** Given instruction **
Find each line containing the string "الله" and return it.

** Dataset content **
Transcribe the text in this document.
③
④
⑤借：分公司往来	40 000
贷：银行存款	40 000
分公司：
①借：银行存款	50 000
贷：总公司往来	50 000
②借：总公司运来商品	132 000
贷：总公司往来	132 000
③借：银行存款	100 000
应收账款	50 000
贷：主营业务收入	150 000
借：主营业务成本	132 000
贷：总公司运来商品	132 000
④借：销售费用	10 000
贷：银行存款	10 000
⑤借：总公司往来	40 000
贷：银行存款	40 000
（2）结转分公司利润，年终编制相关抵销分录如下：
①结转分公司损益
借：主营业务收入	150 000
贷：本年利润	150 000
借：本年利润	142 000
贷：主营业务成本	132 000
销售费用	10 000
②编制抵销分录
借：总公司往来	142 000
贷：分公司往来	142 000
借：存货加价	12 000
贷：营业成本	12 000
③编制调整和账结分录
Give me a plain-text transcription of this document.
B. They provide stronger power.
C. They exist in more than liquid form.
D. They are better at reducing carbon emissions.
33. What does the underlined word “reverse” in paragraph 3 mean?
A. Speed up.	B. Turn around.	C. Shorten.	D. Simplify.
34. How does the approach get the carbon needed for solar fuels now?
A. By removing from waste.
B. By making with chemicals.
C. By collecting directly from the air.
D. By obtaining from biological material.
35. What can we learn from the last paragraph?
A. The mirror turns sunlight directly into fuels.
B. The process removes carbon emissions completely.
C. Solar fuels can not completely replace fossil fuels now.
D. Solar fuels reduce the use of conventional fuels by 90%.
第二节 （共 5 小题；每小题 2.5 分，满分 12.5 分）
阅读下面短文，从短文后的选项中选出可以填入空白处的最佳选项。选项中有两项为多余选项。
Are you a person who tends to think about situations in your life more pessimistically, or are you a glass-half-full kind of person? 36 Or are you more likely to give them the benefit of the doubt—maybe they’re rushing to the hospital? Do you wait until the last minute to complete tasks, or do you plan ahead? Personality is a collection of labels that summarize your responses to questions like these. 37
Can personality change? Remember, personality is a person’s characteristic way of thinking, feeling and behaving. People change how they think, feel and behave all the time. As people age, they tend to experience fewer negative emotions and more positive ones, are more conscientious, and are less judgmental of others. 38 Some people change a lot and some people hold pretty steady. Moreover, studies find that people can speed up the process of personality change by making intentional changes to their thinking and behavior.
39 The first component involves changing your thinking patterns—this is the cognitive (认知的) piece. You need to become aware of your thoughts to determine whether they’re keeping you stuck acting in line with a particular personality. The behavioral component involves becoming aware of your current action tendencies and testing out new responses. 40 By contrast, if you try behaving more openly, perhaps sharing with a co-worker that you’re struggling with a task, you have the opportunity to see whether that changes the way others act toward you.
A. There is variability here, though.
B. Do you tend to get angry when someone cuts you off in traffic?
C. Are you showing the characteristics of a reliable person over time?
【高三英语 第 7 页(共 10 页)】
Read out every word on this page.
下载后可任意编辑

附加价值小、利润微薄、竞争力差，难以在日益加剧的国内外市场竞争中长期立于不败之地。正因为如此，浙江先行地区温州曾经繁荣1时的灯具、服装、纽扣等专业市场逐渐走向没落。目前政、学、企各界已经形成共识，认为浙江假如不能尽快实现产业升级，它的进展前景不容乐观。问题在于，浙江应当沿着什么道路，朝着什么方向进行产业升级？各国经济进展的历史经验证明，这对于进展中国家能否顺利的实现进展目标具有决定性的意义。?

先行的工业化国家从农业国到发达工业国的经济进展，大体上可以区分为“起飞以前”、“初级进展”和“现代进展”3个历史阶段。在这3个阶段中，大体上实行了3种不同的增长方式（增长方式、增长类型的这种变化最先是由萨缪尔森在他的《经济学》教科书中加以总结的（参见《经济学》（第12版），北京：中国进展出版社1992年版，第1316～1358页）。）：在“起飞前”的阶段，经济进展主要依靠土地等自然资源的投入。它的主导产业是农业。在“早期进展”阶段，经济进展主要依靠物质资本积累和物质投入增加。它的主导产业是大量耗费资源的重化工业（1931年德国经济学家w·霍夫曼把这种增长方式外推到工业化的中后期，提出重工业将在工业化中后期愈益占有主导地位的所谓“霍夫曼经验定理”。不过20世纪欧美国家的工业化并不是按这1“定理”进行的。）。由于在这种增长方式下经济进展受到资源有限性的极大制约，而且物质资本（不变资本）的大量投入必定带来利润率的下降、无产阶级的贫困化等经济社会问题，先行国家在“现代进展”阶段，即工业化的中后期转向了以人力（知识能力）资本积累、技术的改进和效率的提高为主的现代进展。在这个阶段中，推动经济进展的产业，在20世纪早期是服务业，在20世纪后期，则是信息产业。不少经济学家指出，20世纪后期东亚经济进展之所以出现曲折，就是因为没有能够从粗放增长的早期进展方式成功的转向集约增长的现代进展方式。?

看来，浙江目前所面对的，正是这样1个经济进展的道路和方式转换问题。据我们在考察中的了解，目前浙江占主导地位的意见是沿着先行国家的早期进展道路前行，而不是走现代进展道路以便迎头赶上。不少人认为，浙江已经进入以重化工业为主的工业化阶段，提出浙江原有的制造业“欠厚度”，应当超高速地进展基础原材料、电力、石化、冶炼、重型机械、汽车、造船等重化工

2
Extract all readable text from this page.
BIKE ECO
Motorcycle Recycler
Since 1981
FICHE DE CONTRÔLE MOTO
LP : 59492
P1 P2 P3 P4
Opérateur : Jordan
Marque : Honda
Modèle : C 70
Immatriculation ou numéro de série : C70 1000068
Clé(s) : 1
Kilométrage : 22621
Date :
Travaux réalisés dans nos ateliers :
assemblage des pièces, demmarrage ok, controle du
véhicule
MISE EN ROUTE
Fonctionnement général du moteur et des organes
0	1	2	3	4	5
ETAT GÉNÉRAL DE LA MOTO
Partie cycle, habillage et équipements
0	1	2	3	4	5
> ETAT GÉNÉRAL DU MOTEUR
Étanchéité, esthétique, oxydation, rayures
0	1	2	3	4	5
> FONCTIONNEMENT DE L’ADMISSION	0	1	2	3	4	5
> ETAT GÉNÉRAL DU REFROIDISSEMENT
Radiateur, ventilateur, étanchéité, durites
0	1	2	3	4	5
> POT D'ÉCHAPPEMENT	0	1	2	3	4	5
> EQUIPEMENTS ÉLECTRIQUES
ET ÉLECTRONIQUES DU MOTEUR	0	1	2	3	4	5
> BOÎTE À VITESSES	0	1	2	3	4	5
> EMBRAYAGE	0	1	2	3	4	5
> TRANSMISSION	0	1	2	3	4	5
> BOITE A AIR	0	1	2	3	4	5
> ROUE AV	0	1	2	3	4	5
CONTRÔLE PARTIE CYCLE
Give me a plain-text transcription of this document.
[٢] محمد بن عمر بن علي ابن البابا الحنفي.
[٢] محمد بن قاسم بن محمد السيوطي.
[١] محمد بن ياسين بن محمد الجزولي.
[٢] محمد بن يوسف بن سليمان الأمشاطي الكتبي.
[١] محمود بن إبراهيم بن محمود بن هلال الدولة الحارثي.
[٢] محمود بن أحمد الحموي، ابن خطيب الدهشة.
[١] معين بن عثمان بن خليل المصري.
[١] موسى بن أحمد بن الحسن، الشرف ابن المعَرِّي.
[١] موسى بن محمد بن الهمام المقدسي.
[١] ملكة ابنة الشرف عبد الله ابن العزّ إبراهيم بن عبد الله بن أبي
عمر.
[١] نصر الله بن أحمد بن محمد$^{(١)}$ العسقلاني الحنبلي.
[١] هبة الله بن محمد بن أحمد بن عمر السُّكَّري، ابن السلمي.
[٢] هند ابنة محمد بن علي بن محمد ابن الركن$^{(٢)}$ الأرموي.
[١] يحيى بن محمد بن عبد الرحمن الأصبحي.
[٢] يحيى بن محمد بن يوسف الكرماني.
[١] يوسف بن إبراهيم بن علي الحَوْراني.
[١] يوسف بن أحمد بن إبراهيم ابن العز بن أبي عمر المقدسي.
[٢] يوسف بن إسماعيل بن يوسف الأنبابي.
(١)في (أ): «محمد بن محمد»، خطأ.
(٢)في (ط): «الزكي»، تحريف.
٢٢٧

** Result for this task **
[١] ملكة ابنة الشرف عبد الله ابن العزّ إبراهيم بن عبد الله بن أبي
[١] نصر الله بن أحمد بن محمد$^{(١)}$ العسقلاني الحنبلي.
[١] هبة الله بن محمد بن أحمد بن عمر السُّكَّري، ابن السلمي.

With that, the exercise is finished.